→ **EXERCISE**
Copy every line that contains the string "right" from the entries below.

→ **DATA LISTING**
--- Start ---

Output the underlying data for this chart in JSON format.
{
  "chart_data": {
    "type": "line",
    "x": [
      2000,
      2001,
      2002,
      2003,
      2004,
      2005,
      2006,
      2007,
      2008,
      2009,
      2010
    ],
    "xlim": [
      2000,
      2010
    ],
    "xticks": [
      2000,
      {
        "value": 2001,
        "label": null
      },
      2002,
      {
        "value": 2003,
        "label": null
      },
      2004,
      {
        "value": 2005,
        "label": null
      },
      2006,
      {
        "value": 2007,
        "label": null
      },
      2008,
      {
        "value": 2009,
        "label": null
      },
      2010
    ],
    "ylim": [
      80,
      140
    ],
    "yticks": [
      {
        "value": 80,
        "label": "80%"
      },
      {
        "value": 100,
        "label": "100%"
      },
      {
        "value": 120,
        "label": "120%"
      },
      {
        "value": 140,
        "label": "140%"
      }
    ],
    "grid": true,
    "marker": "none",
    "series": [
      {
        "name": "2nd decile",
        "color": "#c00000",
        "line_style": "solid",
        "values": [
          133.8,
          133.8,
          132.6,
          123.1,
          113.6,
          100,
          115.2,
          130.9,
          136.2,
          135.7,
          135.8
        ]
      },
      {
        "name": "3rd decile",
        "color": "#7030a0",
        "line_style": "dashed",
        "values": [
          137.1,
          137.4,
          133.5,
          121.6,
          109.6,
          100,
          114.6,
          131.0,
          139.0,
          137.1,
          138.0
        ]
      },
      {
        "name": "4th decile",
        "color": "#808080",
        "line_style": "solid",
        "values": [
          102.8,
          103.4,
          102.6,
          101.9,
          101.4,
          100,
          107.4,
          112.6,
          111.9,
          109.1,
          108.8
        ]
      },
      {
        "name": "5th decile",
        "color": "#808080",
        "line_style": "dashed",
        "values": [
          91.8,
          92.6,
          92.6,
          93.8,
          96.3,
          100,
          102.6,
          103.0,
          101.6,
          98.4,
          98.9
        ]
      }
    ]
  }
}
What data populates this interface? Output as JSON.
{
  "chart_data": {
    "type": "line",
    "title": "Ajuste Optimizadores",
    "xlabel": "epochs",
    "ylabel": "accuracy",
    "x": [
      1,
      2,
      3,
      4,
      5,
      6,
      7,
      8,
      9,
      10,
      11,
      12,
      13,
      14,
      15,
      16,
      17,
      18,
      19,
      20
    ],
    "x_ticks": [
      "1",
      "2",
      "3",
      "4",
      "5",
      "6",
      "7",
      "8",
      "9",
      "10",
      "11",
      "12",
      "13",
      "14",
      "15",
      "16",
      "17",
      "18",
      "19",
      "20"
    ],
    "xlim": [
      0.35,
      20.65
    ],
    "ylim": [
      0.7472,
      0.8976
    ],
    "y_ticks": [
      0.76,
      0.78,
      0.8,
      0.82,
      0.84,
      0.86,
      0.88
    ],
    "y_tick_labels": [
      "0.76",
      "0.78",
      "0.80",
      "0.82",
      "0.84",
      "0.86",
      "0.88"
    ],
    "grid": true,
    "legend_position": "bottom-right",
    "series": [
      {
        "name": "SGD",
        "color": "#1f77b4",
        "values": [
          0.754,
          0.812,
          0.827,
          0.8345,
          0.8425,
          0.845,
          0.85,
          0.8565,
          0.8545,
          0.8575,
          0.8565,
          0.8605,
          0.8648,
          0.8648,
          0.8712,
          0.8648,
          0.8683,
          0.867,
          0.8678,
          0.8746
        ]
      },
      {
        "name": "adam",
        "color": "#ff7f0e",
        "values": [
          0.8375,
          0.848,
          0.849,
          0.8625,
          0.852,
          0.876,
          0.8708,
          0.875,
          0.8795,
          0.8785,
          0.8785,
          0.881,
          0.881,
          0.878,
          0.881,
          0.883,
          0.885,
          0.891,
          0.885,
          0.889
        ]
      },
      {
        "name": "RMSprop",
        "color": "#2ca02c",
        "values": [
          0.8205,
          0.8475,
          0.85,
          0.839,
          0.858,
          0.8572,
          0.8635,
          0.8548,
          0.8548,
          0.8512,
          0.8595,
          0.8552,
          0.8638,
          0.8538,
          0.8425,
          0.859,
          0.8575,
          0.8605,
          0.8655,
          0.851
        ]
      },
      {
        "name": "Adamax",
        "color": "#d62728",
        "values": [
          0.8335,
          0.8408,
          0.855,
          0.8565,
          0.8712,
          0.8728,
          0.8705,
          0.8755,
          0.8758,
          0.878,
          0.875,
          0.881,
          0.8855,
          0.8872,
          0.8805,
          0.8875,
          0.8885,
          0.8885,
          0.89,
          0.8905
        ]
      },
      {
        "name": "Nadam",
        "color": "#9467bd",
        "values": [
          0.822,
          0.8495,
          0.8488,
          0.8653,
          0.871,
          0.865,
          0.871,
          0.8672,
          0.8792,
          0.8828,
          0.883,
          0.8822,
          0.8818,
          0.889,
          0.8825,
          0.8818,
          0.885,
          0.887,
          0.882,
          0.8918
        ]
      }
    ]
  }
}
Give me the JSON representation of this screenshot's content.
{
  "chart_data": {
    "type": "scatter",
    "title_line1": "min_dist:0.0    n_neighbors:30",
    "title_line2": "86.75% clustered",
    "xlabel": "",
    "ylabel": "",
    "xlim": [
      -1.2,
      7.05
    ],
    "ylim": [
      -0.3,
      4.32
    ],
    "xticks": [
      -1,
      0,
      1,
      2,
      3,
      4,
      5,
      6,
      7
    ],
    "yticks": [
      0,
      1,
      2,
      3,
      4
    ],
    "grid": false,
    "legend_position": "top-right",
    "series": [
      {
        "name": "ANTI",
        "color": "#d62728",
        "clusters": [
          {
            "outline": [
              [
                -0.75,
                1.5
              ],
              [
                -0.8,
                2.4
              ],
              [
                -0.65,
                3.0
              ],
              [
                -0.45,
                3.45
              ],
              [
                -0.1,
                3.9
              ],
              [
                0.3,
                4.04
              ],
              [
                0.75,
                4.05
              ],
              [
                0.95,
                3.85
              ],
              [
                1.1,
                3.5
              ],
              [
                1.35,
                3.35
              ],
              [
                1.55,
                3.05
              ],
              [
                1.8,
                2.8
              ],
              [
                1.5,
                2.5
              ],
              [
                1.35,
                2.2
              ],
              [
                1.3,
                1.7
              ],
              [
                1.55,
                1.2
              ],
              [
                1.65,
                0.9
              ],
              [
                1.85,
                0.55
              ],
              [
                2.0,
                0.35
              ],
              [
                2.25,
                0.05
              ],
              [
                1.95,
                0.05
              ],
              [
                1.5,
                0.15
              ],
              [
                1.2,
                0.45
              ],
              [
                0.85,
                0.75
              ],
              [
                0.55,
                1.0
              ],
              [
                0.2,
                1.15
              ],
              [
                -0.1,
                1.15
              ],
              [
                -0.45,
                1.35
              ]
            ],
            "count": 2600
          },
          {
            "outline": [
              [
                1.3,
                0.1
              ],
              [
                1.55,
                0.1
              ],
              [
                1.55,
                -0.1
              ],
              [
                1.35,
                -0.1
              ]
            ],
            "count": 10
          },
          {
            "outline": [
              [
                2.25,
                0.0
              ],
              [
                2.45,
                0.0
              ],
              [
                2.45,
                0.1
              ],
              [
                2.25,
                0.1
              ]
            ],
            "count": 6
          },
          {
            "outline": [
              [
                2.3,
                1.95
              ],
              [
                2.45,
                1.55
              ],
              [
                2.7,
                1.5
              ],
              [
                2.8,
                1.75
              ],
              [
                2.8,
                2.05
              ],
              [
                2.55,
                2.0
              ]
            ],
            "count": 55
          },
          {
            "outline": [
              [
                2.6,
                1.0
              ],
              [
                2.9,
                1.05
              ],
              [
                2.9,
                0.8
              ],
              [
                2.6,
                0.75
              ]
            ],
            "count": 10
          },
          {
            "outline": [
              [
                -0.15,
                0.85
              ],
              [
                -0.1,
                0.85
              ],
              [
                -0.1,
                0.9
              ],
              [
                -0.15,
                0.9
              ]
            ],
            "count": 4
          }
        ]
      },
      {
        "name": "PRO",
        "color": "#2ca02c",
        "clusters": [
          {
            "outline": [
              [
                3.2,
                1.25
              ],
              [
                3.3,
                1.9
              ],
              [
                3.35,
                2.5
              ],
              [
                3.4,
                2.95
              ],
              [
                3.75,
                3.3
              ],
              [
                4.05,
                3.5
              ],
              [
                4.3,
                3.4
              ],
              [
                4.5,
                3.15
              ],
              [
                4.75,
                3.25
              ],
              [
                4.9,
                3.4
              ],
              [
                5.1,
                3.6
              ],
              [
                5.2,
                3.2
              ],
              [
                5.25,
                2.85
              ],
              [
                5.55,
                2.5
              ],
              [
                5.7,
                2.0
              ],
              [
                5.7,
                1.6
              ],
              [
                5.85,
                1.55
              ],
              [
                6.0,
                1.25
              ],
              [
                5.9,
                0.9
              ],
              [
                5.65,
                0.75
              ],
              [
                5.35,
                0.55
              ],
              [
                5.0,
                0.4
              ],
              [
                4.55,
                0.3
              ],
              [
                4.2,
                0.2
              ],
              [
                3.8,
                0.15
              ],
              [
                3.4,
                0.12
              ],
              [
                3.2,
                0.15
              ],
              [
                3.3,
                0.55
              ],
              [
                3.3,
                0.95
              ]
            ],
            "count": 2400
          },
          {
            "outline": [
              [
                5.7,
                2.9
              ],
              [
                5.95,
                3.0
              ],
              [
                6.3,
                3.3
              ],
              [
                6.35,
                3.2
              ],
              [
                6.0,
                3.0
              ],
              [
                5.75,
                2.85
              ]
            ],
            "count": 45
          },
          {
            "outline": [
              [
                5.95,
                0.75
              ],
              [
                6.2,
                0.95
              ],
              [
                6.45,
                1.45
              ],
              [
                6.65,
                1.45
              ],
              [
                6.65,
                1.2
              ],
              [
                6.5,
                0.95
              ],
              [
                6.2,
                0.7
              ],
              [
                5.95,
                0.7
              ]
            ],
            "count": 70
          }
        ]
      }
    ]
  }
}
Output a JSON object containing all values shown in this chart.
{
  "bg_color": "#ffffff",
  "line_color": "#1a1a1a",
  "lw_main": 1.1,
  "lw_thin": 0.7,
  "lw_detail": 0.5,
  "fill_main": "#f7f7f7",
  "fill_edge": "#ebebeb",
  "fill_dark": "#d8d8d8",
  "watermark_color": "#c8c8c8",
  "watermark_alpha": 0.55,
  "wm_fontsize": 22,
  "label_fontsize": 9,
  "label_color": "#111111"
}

--- End ---

→ **TASK OUTPUT**
    "legend_position": "bottom-right",
    "legend_position": "top-right",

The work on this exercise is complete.